- [Problem description] Copy out the complete listing, word for word.

- [Collected data entries]
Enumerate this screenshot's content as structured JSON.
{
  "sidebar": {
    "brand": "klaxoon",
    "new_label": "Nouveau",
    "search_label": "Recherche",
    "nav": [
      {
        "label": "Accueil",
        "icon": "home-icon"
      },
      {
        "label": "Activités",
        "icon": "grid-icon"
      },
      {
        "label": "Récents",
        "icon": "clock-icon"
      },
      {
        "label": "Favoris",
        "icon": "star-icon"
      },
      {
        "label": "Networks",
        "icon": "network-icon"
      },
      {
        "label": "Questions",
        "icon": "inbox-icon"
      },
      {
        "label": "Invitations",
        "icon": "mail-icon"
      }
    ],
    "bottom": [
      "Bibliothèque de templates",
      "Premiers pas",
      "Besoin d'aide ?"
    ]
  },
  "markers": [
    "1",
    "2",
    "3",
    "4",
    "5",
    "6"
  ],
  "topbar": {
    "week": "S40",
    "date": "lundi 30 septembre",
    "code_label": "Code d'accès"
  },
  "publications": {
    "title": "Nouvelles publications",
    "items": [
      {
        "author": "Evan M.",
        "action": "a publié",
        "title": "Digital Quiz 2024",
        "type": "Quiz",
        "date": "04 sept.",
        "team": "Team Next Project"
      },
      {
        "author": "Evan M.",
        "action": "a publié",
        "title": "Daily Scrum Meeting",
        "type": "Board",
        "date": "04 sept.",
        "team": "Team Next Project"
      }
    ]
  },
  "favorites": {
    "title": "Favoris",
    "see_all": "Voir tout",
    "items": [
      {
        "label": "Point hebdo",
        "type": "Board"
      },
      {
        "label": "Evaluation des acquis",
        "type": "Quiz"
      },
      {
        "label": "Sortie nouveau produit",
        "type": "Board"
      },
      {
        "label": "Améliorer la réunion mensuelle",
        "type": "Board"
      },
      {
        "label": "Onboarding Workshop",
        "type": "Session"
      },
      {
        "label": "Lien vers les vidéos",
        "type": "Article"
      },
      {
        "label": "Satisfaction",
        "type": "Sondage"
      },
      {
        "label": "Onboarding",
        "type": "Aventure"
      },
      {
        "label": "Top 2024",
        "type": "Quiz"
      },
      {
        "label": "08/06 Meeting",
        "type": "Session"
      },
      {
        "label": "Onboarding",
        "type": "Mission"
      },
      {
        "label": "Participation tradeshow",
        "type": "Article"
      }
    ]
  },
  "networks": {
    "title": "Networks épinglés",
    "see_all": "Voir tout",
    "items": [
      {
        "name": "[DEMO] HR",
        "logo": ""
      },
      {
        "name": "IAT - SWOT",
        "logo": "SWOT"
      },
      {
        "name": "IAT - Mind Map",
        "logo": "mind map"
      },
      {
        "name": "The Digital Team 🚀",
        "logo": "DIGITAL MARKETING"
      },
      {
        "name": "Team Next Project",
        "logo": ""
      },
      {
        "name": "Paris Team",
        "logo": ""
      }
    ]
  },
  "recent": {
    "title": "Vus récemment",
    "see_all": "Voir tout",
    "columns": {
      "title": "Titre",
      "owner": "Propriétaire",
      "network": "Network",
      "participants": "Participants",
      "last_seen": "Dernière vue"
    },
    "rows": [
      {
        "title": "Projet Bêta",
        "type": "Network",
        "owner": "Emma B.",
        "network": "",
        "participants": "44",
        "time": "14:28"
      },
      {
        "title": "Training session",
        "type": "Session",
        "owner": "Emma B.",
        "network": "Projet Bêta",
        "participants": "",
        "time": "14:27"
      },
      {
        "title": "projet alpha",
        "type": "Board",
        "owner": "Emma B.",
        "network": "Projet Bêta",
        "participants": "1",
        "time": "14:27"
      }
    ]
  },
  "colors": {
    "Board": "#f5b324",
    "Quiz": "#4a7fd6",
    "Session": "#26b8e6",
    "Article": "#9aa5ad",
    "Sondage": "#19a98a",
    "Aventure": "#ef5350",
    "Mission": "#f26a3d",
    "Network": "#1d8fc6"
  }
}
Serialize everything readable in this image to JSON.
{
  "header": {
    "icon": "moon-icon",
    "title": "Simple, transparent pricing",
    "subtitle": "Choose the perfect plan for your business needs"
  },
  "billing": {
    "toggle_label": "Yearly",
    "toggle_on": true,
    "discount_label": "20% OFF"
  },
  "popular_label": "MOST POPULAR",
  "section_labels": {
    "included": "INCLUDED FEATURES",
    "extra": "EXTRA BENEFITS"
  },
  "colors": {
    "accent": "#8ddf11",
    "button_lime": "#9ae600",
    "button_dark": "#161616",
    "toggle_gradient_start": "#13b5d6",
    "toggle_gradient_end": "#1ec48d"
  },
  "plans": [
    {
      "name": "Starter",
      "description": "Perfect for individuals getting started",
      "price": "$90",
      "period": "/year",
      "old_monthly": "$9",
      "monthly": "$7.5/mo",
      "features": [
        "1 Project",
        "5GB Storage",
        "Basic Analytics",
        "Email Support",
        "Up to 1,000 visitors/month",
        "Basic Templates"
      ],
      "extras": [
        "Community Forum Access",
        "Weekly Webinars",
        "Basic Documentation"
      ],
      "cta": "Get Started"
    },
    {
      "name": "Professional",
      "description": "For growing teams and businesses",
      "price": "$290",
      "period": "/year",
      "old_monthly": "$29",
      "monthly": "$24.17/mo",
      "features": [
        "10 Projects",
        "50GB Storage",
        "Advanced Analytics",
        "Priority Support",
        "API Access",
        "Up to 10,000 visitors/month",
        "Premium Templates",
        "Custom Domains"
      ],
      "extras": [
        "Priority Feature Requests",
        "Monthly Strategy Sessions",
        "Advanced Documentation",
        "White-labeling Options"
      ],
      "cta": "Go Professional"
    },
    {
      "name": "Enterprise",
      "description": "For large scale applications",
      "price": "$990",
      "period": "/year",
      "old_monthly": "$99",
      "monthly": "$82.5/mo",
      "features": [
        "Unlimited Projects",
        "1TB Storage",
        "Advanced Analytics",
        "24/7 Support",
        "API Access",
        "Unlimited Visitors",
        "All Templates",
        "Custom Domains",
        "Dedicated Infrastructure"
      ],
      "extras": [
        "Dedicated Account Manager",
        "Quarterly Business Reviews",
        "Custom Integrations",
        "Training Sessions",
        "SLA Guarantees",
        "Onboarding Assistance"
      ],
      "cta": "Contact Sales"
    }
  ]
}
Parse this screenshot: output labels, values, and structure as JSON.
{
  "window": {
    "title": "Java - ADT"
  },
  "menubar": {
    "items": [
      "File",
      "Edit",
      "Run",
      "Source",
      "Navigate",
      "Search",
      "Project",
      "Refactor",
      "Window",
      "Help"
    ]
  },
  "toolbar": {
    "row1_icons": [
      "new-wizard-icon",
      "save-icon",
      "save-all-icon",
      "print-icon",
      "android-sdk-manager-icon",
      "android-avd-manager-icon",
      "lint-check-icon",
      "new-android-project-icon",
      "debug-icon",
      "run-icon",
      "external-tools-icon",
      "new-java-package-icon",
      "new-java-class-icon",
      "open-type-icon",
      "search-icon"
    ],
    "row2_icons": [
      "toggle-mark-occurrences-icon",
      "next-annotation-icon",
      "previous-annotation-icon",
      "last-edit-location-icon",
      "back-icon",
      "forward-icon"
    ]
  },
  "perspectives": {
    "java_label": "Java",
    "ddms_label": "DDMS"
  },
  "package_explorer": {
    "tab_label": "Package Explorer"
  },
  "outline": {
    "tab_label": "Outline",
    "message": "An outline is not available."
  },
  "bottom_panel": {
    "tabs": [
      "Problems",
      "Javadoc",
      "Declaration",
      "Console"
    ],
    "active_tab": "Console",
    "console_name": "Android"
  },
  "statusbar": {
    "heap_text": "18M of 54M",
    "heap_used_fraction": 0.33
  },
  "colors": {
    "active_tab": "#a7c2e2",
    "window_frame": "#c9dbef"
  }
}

- [Exercise answer]
Enumerate this screenshot's content as structured JSON.
{
  "sidebar": {
    "brand": "klaxoon",
    "new_label": "Nouveau",
    "search_label": "Recherche",
    "nav": [
      {
        "label": "Accueil",
        "icon": "home-icon"
      },
      {
        "label": "Activités",
        "icon": "grid-icon"
      },
      {
        "label": "Récents",
        "icon": "clock-icon"
      },
      {
        "label": "Favoris",
        "icon": "star-icon"
      },
      {
        "label": "Networks",
        "icon": "network-icon"
      },
      {
        "label": "Questions",
        "icon": "inbox-icon"
      },
      {
        "label": "Invitations",
        "icon": "mail-icon"
      }
    ],
    "bottom": [
      "Bibliothèque de templates",
      "Premiers pas",
      "Besoin d'aide ?"
    ]
  },
  "markers": [
    "1",
    "2",
    "3",
    "4",
    "5",
    "6"
  ],
  "topbar": {
    "week": "S40",
    "date": "lundi 30 septembre",
    "code_label": "Code d'accès"
  },
  "publications": {
    "title": "Nouvelles publications",
    "items": [
      {
        "author": "Evan M.",
        "action": "a publié",
        "title": "Digital Quiz 2024",
        "type": "Quiz",
        "date": "04 sept.",
        "team": "Team Next Project"
      },
      {
        "author": "Evan M.",
        "action": "a publié",
        "title": "Daily Scrum Meeting",
        "type": "Board",
        "date": "04 sept.",
        "team": "Team Next Project"
      }
    ]
  },
  "favorites": {
    "title": "Favoris",
    "see_all": "Voir tout",
    "items": [
      {
        "label": "Point hebdo",
        "type": "Board"
      },
      {
        "label": "Evaluation des acquis",
        "type": "Quiz"
      },
      {
        "label": "Sortie nouveau produit",
        "type": "Board"
      },
      {
        "label": "Améliorer la réunion mensuelle",
        "type": "Board"
      },
      {
        "label": "Onboarding Workshop",
        "type": "Session"
      },
      {
        "label": "Lien vers les vidéos",
        "type": "Article"
      },
      {
        "label": "Satisfaction",
        "type": "Sondage"
      },
      {
        "label": "Onboarding",
        "type": "Aventure"
      },
      {
        "label": "Top 2024",
        "type": "Quiz"
      },
      {
        "label": "08/06 Meeting",
        "type": "Session"
      },
      {
        "label": "Onboarding",
        "type": "Mission"
      },
      {
        "label": "Participation tradeshow",
        "type": "Article"
      }
    ]
  },
  "networks": {
    "title": "Networks épinglés",
    "see_all": "Voir tout",
    "items": [
      {
        "name": "[DEMO] HR",
        "logo": ""
      },
      {
        "name": "IAT - SWOT",
        "logo": "SWOT"
      },
      {
        "name": "IAT - Mind Map",
        "logo": "mind map"
      },
      {
        "name": "The Digital Team 🚀",
        "logo": "DIGITAL MARKETING"
      },
      {
        "name": "Team Next Project",
        "logo": ""
      },
      {
        "name": "Paris Team",
        "logo": ""
      }
    ]
  },
  "recent": {
    "title": "Vus récemment",
    "see_all": "Voir tout",
    "columns": {
      "title": "Titre",
      "owner": "Propriétaire",
      "network": "Network",
      "participants": "Participants",
      "last_seen": "Dernière vue"
    },
    "rows": [
      {
        "title": "Projet Bêta",
        "type": "Network",
        "owner": "Emma B.",
        "network": "",
        "participants": "44",
        "time": "14:28"
      },
      {
        "title": "Training session",
        "type": "Session",
        "owner": "Emma B.",
        "network": "Projet Bêta",
        "participants": "",
        "time": "14:27"
      },
      {
        "title": "projet alpha",
        "type": "Board",
        "owner": "Emma B.",
        "network": "Projet Bêta",
        "participants": "1",
        "time": "14:27"
      }
    ]
  },
  "colors": {
    "Board": "#f5b324",
    "Quiz": "#4a7fd6",
    "Session": "#26b8e6",
    "Article": "#9aa5ad",
    "Sondage": "#19a98a",
    "Aventure": "#ef5350",
    "Mission": "#f26a3d",
    "Network": "#1d8fc6"
  }
}
Serialize everything readable in this image to JSON.
{
  "header": {
    "icon": "moon-icon",
    "title": "Simple, transparent pricing",
    "subtitle": "Choose the perfect plan for your business needs"
  },
  "billing": {
    "toggle_label": "Yearly",
    "toggle_on": true,
    "discount_label": "20% OFF"
  },
  "popular_label": "MOST POPULAR",
  "section_labels": {
    "included": "INCLUDED FEATURES",
    "extra": "EXTRA BENEFITS"
  },
  "colors": {
    "accent": "#8ddf11",
    "button_lime": "#9ae600",
    "button_dark": "#161616",
    "toggle_gradient_start": "#13b5d6",
    "toggle_gradient_end": "#1ec48d"
  },
  "plans": [
    {
      "name": "Starter",
      "description": "Perfect for individuals getting started",
      "price": "$90",
      "period": "/year",
      "old_monthly": "$9",
      "monthly": "$7.5/mo",
      "features": [
        "1 Project",
        "5GB Storage",
        "Basic Analytics",
        "Email Support",
        "Up to 1,000 visitors/month",
        "Basic Templates"
      ],
      "extras": [
        "Community Forum Access",
        "Weekly Webinars",
        "Basic Documentation"
      ],
      "cta": "Get Started"
    },
    {
      "name": "Professional",
      "description": "For growing teams and businesses",
      "price": "$290",
      "period": "/year",
      "old_monthly": "$29",
      "monthly": "$24.17/mo",
      "features": [
        "10 Projects",
        "50GB Storage",
        "Advanced Analytics",
        "Priority Support",
        "API Access",
        "Up to 10,000 visitors/month",
        "Premium Templates",
        "Custom Domains"
      ],
      "extras": [
        "Priority Feature Requests",
        "Monthly Strategy Sessions",
        "Advanced Documentation",
        "White-labeling Options"
      ],
      "cta": "Go Professional"
    },
    {
      "name": "Enterprise",
      "description": "For large scale applications",
      "price": "$990",
      "period": "/year",
      "old_monthly": "$99",
      "monthly": "$82.5/mo",
      "features": [
        "Unlimited Projects",
        "1TB Storage",
        "Advanced Analytics",
        "24/7 Support",
        "API Access",
        "Unlimited Visitors",
        "All Templates",
        "Custom Domains",
        "Dedicated Infrastructure"
      ],
      "extras": [
        "Dedicated Account Manager",
        "Quarterly Business Reviews",
        "Custom Integrations",
        "Training Sessions",
        "SLA Guarantees",
        "Onboarding Assistance"
      ],
      "cta": "Contact Sales"
    }
  ]
}
Parse this screenshot: output labels, values, and structure as JSON.
{
  "window": {
    "title": "Java - ADT"
  },
  "menubar": {
    "items": [
      "File",
      "Edit",
      "Run",
      "Source",
      "Navigate",
      "Search",
      "Project",
      "Refactor",
      "Window",
      "Help"
    ]
  },
  "toolbar": {
    "row1_icons": [
      "new-wizard-icon",
      "save-icon",
      "save-all-icon",
      "print-icon",
      "android-sdk-manager-icon",
      "android-avd-manager-icon",
      "lint-check-icon",
      "new-android-project-icon",
      "debug-icon",
      "run-icon",
      "external-tools-icon",
      "new-java-package-icon",
      "new-java-class-icon",
      "open-type-icon",
      "search-icon"
    ],
    "row2_icons": [
      "toggle-mark-occurrences-icon",
      "next-annotation-icon",
      "previous-annotation-icon",
      "last-edit-location-icon",
      "back-icon",
      "forward-icon"
    ]
  },
  "perspectives": {
    "java_label": "Java",
    "ddms_label": "DDMS"
  },
  "package_explorer": {
    "tab_label": "Package Explorer"
  },
  "outline": {
    "tab_label": "Outline",
    "message": "An outline is not available."
  },
  "bottom_panel": {
    "tabs": [
      "Problems",
      "Javadoc",
      "Declaration",
      "Console"
    ],
    "active_tab": "Console",
    "console_name": "Android"
  },
  "statusbar": {
    "heap_text": "18M of 54M",
    "heap_used_fraction": 0.33
  },
  "colors": {
    "active_tab": "#a7c2e2",
    "window_frame": "#c9dbef"
  }
}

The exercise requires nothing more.